**Goal:** Copy out every line of the records where the string "grid" occurs.

(Items listed in a dataset)
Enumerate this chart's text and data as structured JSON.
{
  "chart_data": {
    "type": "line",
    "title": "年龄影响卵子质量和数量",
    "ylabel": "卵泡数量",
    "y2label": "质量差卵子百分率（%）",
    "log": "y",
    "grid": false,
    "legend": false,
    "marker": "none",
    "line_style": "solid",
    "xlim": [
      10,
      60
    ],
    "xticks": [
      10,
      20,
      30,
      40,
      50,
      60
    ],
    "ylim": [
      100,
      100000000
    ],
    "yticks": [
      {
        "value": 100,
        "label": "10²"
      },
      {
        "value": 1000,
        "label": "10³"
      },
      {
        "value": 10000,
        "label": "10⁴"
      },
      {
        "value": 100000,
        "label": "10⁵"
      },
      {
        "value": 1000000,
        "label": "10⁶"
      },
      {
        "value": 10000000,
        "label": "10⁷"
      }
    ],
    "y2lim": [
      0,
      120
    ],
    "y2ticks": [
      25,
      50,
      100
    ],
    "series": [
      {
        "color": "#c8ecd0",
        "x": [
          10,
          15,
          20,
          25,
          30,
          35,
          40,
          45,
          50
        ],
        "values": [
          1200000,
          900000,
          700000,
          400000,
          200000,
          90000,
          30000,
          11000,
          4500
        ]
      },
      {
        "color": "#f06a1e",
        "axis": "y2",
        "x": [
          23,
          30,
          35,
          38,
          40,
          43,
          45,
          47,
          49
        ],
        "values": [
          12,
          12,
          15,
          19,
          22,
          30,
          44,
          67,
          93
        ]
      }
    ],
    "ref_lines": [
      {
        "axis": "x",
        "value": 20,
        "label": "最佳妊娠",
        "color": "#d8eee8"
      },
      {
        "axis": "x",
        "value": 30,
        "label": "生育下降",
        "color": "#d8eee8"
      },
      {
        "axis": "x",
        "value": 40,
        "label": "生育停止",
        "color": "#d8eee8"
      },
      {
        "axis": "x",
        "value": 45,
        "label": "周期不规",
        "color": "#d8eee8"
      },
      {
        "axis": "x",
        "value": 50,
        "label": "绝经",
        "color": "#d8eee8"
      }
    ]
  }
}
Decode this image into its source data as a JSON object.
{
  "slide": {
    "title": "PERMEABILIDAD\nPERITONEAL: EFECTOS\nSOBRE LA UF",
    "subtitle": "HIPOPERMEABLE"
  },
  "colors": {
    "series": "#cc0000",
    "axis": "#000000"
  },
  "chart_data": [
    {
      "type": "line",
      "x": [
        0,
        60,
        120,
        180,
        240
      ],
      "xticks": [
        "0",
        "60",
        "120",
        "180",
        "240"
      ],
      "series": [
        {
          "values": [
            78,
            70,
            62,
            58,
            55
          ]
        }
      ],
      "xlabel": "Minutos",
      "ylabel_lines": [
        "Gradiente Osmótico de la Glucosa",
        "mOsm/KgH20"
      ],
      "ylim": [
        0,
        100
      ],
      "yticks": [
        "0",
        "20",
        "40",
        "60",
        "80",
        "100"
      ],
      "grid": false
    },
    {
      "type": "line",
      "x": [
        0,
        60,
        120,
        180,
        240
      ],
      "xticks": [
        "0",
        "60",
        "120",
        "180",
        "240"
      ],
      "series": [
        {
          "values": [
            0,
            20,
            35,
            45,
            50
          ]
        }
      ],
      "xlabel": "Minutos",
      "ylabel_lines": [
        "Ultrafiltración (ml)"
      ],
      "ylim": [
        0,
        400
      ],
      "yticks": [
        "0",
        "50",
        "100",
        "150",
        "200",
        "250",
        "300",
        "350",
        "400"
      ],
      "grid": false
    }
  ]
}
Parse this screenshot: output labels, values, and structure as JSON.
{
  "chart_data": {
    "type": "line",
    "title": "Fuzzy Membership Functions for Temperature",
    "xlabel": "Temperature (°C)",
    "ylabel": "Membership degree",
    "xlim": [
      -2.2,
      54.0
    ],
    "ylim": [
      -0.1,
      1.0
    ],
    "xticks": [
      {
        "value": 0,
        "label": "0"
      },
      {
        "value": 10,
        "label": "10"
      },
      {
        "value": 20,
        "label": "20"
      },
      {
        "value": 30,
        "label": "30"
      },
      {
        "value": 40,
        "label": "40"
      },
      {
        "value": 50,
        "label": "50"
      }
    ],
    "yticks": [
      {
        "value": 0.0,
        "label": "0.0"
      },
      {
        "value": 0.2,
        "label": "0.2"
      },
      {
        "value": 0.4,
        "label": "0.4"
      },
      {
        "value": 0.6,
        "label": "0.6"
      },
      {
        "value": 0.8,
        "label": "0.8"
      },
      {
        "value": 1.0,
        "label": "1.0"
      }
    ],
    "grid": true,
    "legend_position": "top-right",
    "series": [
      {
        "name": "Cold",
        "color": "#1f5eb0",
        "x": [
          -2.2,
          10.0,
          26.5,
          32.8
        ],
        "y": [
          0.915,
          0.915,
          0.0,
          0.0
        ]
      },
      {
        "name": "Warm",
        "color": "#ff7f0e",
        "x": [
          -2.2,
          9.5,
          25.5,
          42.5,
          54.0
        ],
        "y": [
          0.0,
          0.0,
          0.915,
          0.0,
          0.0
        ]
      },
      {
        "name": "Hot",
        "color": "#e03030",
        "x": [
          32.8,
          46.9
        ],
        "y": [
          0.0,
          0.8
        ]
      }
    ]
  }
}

**Solved problem:**
    "grid": false,
      "grid": false
      "grid": false
    "grid": true,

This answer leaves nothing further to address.